#### Listed entries
++++++++++++++++++++
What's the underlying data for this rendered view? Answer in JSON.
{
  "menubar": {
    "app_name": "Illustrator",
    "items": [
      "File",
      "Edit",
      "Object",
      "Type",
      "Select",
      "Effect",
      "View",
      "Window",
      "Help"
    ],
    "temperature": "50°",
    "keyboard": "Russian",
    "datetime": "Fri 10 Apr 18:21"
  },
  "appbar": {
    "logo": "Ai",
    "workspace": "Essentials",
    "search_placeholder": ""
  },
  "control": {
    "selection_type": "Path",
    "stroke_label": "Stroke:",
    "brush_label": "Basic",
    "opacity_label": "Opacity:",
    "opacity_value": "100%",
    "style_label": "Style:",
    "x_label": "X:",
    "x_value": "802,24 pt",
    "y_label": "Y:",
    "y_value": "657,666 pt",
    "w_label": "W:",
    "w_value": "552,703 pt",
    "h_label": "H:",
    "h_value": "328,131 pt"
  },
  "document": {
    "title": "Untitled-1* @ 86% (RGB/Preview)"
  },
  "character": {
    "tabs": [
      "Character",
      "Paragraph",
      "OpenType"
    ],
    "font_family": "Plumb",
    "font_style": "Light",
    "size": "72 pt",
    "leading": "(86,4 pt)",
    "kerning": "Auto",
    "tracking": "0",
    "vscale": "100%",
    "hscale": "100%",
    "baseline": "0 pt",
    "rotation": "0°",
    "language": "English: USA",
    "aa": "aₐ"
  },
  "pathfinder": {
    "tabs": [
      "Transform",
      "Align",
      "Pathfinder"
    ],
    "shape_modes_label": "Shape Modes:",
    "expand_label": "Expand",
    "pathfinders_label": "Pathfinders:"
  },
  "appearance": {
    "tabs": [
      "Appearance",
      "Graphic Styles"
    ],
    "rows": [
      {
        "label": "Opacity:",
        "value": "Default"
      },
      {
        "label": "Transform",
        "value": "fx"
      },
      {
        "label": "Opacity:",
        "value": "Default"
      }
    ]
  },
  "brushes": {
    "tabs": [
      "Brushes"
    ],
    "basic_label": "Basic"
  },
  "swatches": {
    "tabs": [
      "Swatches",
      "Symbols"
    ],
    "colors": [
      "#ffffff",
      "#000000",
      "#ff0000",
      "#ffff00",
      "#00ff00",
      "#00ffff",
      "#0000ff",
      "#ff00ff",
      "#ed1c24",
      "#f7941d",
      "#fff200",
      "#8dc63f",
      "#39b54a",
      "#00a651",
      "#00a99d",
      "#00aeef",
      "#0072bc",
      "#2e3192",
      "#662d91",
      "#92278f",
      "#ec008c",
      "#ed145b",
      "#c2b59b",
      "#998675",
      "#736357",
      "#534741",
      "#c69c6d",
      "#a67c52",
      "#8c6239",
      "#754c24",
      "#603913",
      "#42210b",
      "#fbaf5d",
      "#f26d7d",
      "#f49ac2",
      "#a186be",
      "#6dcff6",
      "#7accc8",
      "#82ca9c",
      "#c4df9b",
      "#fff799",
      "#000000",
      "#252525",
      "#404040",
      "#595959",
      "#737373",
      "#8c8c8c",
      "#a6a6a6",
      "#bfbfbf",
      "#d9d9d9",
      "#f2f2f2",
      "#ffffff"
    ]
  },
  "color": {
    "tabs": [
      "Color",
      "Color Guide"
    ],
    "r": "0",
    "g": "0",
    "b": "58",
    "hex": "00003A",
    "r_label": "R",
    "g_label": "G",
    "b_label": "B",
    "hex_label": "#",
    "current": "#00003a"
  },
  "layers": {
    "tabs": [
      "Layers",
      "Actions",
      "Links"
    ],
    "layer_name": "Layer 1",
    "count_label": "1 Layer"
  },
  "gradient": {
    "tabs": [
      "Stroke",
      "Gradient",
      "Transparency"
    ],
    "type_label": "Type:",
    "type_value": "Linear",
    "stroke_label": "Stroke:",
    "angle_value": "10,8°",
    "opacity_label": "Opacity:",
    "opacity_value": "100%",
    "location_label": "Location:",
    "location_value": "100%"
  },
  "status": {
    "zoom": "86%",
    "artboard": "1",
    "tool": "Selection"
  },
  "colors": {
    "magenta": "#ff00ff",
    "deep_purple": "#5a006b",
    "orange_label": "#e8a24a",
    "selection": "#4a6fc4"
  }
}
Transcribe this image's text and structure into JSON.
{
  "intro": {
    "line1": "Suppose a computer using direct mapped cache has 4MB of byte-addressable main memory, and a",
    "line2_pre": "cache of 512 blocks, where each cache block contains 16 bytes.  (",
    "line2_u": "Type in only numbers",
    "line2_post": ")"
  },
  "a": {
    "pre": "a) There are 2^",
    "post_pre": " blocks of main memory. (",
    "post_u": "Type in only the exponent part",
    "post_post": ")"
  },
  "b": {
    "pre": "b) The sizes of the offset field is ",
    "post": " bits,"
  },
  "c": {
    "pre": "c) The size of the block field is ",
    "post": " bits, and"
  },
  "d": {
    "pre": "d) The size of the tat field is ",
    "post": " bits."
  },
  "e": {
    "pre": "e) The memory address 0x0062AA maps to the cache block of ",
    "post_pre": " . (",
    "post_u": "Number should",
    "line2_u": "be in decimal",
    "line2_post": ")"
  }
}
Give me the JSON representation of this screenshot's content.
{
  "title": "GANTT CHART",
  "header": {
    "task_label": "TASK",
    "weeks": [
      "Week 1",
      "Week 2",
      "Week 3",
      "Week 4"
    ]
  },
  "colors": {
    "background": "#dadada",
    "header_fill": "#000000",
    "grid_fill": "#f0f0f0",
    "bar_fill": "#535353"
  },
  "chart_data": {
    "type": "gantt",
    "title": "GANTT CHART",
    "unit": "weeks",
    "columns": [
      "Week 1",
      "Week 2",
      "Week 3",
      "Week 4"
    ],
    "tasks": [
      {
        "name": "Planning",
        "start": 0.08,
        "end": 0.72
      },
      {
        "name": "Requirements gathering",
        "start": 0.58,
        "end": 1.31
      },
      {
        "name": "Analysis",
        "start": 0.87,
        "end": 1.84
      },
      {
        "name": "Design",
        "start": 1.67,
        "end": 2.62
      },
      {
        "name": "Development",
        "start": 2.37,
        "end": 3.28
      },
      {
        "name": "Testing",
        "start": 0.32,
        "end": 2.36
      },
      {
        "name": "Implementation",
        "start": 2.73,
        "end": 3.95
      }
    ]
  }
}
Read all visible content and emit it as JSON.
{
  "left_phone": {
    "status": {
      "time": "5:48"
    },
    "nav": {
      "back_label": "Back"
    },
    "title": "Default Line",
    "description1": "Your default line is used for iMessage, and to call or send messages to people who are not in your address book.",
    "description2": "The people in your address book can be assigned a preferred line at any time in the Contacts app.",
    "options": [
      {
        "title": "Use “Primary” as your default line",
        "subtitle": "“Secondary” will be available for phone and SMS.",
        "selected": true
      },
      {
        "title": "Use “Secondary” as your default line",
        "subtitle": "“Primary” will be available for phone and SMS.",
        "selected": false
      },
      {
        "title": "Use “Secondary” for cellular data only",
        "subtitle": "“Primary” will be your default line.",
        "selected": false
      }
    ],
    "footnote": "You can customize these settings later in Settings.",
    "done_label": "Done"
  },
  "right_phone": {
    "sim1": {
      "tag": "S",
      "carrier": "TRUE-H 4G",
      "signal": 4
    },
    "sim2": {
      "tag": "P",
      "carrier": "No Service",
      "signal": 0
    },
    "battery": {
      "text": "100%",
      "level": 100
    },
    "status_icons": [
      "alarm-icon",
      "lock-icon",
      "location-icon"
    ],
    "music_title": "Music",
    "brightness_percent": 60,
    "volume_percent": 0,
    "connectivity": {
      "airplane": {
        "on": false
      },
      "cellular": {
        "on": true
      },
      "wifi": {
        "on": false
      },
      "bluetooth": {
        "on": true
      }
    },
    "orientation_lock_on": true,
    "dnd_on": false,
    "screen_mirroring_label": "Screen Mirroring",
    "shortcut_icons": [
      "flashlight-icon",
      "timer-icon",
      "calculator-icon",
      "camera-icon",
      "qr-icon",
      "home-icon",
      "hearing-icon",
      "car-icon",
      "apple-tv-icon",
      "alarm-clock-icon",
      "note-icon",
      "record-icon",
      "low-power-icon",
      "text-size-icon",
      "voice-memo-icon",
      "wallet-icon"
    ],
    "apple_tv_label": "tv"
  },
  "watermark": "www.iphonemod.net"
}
++++++++++++++++++++
#### Aim
Gather each line in the entries above where the string "Secondary" is found.

#### Reply
        "subtitle": "“Secondary” will be available for phone and SMS.",
        "title": "Use “Secondary” as your default line",
        "title": "Use “Secondary” for cellular data only",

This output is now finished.